Extract every line of the material that holds the string "JSON".
## BEGIN TASK DATA
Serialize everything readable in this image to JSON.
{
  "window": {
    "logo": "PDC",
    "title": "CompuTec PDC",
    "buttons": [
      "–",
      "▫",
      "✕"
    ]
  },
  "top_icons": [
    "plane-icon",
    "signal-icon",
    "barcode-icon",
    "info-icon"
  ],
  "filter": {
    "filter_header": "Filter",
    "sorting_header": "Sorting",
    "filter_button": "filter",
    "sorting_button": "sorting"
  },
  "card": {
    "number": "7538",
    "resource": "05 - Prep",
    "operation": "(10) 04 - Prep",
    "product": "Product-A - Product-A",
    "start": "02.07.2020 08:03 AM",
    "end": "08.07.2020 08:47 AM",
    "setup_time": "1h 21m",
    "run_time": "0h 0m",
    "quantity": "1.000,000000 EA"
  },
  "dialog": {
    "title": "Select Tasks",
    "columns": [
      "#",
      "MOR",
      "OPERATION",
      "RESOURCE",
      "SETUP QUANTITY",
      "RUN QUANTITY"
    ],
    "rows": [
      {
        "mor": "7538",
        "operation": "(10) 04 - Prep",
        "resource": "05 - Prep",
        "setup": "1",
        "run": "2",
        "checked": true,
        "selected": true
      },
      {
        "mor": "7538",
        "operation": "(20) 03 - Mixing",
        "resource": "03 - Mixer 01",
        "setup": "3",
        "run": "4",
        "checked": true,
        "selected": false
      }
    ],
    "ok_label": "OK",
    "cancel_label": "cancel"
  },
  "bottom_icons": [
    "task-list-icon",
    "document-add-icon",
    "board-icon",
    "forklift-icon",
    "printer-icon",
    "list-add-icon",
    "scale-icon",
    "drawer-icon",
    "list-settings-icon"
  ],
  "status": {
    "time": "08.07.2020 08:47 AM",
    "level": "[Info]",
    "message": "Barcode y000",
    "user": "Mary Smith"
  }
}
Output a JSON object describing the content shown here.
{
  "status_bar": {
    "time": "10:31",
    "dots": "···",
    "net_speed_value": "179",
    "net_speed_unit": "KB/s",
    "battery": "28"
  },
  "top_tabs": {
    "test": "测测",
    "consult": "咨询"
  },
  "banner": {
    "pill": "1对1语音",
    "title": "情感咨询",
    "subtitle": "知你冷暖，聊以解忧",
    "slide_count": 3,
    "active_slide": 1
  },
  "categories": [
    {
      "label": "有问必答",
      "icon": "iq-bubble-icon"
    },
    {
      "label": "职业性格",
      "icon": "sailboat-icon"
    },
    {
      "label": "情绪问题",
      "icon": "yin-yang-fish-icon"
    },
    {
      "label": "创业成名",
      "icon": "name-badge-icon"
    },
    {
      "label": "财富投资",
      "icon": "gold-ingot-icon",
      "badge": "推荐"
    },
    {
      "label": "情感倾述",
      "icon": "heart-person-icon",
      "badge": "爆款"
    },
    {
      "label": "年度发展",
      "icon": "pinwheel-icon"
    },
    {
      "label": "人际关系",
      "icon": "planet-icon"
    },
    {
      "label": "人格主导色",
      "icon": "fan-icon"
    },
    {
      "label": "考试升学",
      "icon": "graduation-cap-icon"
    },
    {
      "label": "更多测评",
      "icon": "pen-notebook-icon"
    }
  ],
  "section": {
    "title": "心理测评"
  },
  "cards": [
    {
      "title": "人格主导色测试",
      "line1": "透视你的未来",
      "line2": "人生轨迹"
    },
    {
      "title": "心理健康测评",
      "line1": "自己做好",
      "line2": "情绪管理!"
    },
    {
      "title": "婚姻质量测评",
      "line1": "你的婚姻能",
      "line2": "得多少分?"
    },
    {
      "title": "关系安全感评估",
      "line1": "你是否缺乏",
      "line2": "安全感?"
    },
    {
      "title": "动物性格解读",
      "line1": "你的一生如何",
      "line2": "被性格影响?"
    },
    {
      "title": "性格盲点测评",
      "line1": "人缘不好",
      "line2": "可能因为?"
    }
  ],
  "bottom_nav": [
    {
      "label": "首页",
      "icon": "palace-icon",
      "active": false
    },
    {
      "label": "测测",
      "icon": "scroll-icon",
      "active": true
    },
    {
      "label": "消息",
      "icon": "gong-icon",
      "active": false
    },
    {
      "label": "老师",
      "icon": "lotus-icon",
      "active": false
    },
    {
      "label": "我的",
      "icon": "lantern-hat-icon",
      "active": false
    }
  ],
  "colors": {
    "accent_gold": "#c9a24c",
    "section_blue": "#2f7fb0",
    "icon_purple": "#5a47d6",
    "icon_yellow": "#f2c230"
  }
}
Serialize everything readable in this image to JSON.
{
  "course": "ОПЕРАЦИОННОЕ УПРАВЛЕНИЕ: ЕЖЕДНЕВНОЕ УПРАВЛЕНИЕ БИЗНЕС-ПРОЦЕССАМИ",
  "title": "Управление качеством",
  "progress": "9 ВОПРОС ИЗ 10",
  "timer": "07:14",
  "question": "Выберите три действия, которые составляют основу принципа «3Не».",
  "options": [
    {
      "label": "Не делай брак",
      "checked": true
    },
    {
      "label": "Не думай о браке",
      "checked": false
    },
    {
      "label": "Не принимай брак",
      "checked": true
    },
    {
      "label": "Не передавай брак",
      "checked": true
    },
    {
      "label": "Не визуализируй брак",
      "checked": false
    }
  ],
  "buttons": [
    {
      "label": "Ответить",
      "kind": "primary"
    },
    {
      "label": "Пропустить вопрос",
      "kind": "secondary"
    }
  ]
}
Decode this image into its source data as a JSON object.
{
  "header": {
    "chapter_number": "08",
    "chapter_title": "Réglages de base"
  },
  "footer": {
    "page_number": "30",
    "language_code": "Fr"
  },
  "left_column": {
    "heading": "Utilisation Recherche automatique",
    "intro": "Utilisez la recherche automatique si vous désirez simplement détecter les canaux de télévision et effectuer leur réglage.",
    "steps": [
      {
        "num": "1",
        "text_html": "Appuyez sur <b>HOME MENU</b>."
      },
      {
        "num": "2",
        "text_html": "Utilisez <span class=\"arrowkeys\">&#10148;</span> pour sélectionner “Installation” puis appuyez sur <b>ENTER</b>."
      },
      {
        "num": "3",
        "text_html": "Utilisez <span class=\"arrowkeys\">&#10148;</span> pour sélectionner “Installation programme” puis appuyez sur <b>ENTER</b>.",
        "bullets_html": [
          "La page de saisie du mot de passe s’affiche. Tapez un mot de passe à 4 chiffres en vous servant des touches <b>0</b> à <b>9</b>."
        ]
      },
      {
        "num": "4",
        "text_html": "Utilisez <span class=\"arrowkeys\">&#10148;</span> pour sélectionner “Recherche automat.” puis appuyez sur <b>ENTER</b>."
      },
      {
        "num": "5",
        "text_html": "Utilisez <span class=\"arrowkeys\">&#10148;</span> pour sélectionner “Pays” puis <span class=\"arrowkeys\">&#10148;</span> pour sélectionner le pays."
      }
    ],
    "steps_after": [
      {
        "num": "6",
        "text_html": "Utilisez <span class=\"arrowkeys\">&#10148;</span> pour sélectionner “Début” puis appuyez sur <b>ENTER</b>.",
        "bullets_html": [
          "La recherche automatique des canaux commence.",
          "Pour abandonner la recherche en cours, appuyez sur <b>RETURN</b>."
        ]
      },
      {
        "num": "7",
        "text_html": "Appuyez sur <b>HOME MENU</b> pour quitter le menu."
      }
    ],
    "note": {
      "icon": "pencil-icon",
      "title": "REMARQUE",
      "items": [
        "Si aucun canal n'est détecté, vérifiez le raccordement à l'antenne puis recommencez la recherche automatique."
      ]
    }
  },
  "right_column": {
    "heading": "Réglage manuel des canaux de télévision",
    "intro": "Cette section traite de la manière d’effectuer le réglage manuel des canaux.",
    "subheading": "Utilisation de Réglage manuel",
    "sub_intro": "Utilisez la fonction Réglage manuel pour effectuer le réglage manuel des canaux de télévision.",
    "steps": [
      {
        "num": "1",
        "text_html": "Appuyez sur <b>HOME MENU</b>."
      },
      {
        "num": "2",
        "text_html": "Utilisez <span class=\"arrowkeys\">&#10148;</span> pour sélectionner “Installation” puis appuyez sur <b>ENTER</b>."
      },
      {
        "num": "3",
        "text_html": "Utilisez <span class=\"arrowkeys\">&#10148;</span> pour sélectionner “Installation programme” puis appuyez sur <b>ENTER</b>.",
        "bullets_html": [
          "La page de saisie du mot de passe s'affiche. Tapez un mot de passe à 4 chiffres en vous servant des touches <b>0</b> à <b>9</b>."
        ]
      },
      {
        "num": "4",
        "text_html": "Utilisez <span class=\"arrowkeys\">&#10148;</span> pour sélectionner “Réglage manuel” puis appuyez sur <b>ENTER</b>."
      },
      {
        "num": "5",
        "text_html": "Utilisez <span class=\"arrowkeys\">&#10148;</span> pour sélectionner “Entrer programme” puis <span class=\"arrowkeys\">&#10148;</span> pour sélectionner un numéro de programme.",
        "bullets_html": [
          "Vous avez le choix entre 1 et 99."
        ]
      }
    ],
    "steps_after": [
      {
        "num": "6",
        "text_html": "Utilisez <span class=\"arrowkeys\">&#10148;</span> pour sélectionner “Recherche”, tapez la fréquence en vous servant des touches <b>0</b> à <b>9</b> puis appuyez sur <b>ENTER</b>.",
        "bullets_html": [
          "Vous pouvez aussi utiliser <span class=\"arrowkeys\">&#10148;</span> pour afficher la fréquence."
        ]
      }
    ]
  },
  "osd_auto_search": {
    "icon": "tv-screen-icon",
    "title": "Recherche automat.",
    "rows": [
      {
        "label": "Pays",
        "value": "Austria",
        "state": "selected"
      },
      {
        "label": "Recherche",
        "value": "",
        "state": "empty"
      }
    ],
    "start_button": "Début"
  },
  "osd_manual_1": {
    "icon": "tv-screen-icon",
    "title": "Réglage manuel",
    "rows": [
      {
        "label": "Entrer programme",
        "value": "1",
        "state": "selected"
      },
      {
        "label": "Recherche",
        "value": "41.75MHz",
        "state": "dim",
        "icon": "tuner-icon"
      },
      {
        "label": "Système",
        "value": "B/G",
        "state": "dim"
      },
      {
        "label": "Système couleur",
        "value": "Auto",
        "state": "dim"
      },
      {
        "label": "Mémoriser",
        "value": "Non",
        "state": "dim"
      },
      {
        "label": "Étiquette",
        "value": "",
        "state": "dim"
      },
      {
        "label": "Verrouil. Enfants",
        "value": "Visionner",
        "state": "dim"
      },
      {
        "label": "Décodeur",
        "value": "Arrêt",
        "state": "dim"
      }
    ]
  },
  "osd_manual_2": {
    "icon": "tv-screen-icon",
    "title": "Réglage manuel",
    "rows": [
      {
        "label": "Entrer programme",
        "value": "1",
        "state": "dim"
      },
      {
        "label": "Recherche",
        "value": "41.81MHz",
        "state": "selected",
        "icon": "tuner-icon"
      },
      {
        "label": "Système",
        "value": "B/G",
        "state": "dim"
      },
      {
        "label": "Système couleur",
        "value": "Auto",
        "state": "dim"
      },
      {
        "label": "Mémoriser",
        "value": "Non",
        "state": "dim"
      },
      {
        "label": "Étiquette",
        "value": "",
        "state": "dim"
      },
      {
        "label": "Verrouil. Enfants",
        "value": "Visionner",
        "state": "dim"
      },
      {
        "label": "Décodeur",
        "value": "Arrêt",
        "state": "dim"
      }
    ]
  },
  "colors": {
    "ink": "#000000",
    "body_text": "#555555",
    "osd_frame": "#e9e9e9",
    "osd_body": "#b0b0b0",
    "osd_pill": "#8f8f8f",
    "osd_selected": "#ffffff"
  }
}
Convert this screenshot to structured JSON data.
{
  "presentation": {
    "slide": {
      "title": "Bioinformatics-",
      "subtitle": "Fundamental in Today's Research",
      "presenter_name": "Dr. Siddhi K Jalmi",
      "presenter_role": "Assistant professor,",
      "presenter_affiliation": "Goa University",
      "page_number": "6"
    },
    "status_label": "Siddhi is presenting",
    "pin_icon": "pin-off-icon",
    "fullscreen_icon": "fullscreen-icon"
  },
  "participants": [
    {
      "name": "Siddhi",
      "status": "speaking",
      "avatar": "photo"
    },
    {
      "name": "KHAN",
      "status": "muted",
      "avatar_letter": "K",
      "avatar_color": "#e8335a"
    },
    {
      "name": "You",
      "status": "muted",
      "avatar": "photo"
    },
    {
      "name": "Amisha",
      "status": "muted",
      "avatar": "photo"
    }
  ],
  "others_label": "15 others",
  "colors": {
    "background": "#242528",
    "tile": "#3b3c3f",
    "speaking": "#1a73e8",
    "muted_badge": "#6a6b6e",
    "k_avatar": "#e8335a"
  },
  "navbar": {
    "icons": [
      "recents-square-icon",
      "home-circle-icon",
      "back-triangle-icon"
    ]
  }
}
## END TASK DATA
• RESPONSE TO THE EXERCISE
Serialize everything readable in this image to JSON.
Output a JSON object describing the content shown here.
Serialize everything readable in this image to JSON.
Decode this image into its source data as a JSON object.
Convert this screenshot to structured JSON data.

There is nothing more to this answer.